(Stored items)
- - -

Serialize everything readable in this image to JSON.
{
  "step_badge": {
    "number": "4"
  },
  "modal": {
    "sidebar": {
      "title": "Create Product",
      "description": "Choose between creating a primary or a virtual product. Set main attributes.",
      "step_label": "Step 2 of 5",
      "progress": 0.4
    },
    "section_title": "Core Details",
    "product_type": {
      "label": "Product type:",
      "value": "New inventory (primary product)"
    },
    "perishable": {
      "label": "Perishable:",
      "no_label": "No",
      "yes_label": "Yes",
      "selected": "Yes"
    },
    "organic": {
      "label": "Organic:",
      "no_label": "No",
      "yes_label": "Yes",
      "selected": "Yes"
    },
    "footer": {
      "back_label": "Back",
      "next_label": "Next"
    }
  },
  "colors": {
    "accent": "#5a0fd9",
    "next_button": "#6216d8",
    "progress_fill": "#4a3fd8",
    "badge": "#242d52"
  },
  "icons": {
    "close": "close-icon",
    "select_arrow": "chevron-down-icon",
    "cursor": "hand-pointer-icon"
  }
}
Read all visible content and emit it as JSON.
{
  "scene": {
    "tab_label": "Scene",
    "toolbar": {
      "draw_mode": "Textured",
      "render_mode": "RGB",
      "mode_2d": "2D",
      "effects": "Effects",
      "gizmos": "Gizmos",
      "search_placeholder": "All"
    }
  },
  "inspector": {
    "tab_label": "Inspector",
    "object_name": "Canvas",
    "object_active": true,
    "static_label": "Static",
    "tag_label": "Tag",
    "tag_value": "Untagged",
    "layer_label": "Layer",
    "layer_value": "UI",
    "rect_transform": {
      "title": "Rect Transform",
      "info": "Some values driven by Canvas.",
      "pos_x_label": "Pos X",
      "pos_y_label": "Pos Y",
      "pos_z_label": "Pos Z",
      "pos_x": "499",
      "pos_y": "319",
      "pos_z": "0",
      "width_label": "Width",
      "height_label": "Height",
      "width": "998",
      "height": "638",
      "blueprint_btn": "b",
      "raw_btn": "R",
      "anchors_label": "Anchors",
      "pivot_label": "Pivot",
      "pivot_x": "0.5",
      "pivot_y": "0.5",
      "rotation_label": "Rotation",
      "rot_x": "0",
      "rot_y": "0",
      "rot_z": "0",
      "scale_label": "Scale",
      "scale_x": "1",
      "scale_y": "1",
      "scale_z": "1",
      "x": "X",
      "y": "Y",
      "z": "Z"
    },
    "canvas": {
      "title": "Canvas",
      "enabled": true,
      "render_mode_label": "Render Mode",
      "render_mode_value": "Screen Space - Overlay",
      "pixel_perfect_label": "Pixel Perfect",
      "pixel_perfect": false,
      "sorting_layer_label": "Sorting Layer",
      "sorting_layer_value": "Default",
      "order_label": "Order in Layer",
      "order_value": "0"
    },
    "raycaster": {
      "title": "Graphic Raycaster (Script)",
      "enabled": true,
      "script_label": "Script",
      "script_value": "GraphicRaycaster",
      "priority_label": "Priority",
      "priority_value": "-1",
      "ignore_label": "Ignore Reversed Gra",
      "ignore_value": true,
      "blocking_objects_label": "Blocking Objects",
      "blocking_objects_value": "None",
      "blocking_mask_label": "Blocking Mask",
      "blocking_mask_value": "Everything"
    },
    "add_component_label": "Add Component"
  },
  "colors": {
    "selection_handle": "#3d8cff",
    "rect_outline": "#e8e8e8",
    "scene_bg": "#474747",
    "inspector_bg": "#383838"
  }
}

- - -

=== SHORT TASK ===
From the data above, extract every line in its exact form.

=== TASK OUTPUT ===
Serialize everything readable in this image to JSON.
{
  "step_badge": {
    "number": "4"
  },
  "modal": {
    "sidebar": {
      "title": "Create Product",
      "description": "Choose between creating a primary or a virtual product. Set main attributes.",
      "step_label": "Step 2 of 5",
      "progress": 0.4
    },
    "section_title": "Core Details",
    "product_type": {
      "label": "Product type:",
      "value": "New inventory (primary product)"
    },
    "perishable": {
      "label": "Perishable:",
      "no_label": "No",
      "yes_label": "Yes",
      "selected": "Yes"
    },
    "organic": {
      "label": "Organic:",
      "no_label": "No",
      "yes_label": "Yes",
      "selected": "Yes"
    },
    "footer": {
      "back_label": "Back",
      "next_label": "Next"
    }
  },
  "colors": {
    "accent": "#5a0fd9",
    "next_button": "#6216d8",
    "progress_fill": "#4a3fd8",
    "badge": "#242d52"
  },
  "icons": {
    "close": "close-icon",
    "select_arrow": "chevron-down-icon",
    "cursor": "hand-pointer-icon"
  }
}
Read all visible content and emit it as JSON.
{
  "scene": {
    "tab_label": "Scene",
    "toolbar": {
      "draw_mode": "Textured",
      "render_mode": "RGB",
      "mode_2d": "2D",
      "effects": "Effects",
      "gizmos": "Gizmos",
      "search_placeholder": "All"
    }
  },
  "inspector": {
    "tab_label": "Inspector",
    "object_name": "Canvas",
    "object_active": true,
    "static_label": "Static",
    "tag_label": "Tag",
    "tag_value": "Untagged",
    "layer_label": "Layer",
    "layer_value": "UI",
    "rect_transform": {
      "title": "Rect Transform",
      "info": "Some values driven by Canvas.",
      "pos_x_label": "Pos X",
      "pos_y_label": "Pos Y",
      "pos_z_label": "Pos Z",
      "pos_x": "499",
      "pos_y": "319",
      "pos_z": "0",
      "width_label": "Width",
      "height_label": "Height",
      "width": "998",
      "height": "638",
      "blueprint_btn": "b",
      "raw_btn": "R",
      "anchors_label": "Anchors",
      "pivot_label": "Pivot",
      "pivot_x": "0.5",
      "pivot_y": "0.5",
      "rotation_label": "Rotation",
      "rot_x": "0",
      "rot_y": "0",
      "rot_z": "0",
      "scale_label": "Scale",
      "scale_x": "1",
      "scale_y": "1",
      "scale_z": "1",
      "x": "X",
      "y": "Y",
      "z": "Z"
    },
    "canvas": {
      "title": "Canvas",
      "enabled": true,
      "render_mode_label": "Render Mode",
      "render_mode_value": "Screen Space - Overlay",
      "pixel_perfect_label": "Pixel Perfect",
      "pixel_perfect": false,
      "sorting_layer_label": "Sorting Layer",
      "sorting_layer_value": "Default",
      "order_label": "Order in Layer",
      "order_value": "0"
    },
    "raycaster": {
      "title": "Graphic Raycaster (Script)",
      "enabled": true,
      "script_label": "Script",
      "script_value": "GraphicRaycaster",
      "priority_label": "Priority",
      "priority_value": "-1",
      "ignore_label": "Ignore Reversed Gra",
      "ignore_value": true,
      "blocking_objects_label": "Blocking Objects",
      "blocking_objects_value": "None",
      "blocking_mask_label": "Blocking Mask",
      "blocking_mask_value": "Everything"
    },
    "add_component_label": "Add Component"
  },
  "colors": {
    "selection_handle": "#3d8cff",
    "rect_outline": "#e8e8e8",
    "scene_bg": "#474747",
    "inspector_bg": "#383838"
  }
}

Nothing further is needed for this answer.